_Input material_
::::::::::

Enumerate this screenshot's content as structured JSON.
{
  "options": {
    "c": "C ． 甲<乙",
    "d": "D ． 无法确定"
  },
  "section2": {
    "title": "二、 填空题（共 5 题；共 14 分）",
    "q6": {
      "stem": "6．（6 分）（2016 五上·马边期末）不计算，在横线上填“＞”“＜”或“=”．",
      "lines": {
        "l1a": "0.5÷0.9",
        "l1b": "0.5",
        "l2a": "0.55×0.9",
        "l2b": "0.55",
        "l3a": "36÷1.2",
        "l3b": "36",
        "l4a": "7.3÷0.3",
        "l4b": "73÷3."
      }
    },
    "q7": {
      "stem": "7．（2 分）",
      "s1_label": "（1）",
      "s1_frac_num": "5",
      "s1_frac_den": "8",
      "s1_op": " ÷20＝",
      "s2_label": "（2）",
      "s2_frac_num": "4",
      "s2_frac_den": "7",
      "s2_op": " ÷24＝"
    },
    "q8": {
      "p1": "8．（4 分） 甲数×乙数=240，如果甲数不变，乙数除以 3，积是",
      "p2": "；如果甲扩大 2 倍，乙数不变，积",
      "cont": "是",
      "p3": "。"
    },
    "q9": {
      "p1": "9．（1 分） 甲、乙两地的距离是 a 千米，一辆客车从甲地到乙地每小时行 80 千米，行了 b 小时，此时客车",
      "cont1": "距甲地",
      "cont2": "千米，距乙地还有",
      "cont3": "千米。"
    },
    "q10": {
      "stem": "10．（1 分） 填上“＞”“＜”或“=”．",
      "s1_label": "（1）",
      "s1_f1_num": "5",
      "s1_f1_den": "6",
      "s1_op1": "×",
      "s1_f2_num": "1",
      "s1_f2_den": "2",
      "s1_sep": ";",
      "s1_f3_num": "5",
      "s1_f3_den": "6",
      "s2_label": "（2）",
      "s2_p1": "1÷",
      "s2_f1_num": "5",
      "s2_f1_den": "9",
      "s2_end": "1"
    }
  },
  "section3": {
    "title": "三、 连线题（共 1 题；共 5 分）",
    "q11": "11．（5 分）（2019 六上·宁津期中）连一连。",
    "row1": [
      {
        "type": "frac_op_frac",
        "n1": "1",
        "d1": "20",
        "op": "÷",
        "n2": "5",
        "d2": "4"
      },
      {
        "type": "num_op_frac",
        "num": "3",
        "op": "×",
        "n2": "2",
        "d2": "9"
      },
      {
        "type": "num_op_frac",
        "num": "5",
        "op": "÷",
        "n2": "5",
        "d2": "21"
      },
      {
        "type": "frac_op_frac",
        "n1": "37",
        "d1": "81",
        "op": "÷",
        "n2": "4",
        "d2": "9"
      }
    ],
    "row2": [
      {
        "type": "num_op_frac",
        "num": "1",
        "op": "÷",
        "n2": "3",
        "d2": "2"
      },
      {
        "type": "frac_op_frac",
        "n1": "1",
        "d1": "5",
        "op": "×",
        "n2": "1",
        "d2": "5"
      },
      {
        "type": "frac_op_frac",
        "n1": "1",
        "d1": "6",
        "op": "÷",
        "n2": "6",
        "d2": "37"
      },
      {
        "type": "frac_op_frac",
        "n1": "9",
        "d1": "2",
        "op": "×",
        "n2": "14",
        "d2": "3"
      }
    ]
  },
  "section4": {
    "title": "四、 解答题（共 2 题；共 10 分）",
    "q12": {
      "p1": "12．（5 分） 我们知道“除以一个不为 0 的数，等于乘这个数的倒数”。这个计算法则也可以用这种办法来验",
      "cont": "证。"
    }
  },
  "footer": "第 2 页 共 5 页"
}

::::::::::

_Given problem_
Identify every line above that includes the word "stem", and show those lines.

_Full response_
      "stem": "6．（6 分）（2016 五上·马边期末）不计算，在横线上填“＞”“＜”或“=”．",
      "stem": "7．（2 分）",
      "stem": "10．（1 分） 填上“＞”“＜”或“=”．",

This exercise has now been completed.